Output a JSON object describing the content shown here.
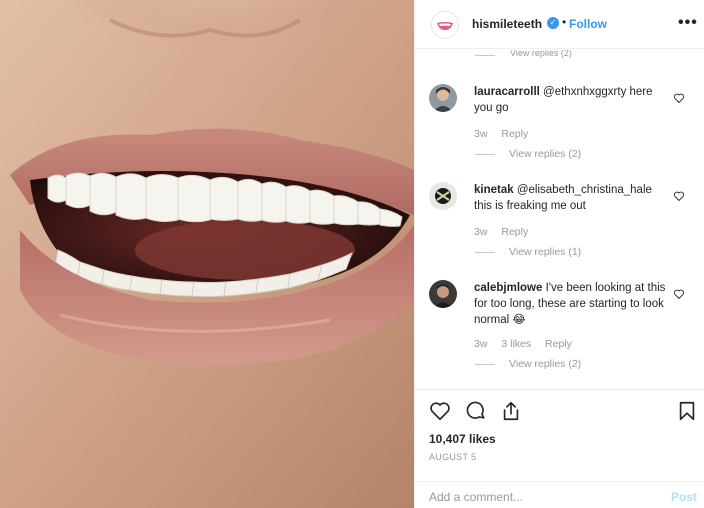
{
  "post": {
    "username": "hismileteeth",
    "separator": "•",
    "follow_label": "Follow",
    "more_label": "•••",
    "image_alt": "close-up of smiling mouth with white teeth"
  },
  "comments": {
    "partial_replies": "View replies (2)",
    "items": [
      {
        "username": "lauracarrolll",
        "text": "@ethxnhxggxrty here you go",
        "time": "3w",
        "likes": "",
        "reply_label": "Reply",
        "replies": "View replies (2)"
      },
      {
        "username": "kinetak",
        "text": "@elisabeth_christina_hale this is freaking me out",
        "time": "3w",
        "likes": "",
        "reply_label": "Reply",
        "replies": "View replies (1)"
      },
      {
        "username": "calebjmlowe",
        "text": "I've been looking at this for too long, these are starting to look normal 😂",
        "time": "3w",
        "likes": "3 likes",
        "reply_label": "Reply",
        "replies": "View replies (2)"
      }
    ]
  },
  "actions": {
    "like_icon": "heart-icon",
    "comment_icon": "comment-bubble-icon",
    "share_icon": "share-icon",
    "save_icon": "bookmark-icon",
    "likes_count": "10,407 likes",
    "date": "AUGUST 5"
  },
  "add_comment": {
    "placeholder": "Add a comment...",
    "post_label": "Post"
  },
  "colors": {
    "link_blue": "#3897f0",
    "muted_gray": "#999999",
    "post_disabled": "#b2dffc",
    "border": "#efefef"
  }
}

■ ■ ■ ■

**Exercise aim:** Leave out the pictures and give the listing above again exactly.

**Result of this task:**
Output a JSON object describing the content shown here.
{
  "post": {
    "username": "hismileteeth",
    "separator": "•",
    "follow_label": "Follow",
    "more_label": "•••",
    "image_alt": "close-up of smiling mouth with white teeth"
  },
  "comments": {
    "partial_replies": "View replies (2)",
    "items": [
      {
        "username": "lauracarrolll",
        "text": "@ethxnhxggxrty here you go",
        "time": "3w",
        "likes": "",
        "reply_label": "Reply",
        "replies": "View replies (2)"
      },
      {
        "username": "kinetak",
        "text": "@elisabeth_christina_hale this is freaking me out",
        "time": "3w",
        "likes": "",
        "reply_label": "Reply",
        "replies": "View replies (1)"
      },
      {
        "username": "calebjmlowe",
        "text": "I've been looking at this for too long, these are starting to look normal 😂",
        "time": "3w",
        "likes": "3 likes",
        "reply_label": "Reply",
        "replies": "View replies (2)"
      }
    ]
  },
  "actions": {
    "like_icon": "heart-icon",
    "comment_icon": "comment-bubble-icon",
    "share_icon": "share-icon",
    "save_icon": "bookmark-icon",
    "likes_count": "10,407 likes",
    "date": "AUGUST 5"
  },
  "add_comment": {
    "placeholder": "Add a comment...",
    "post_label": "Post"
  },
  "colors": {
    "link_blue": "#3897f0",
    "muted_gray": "#999999",
    "post_disabled": "#b2dffc",
    "border": "#efefef"
  }
}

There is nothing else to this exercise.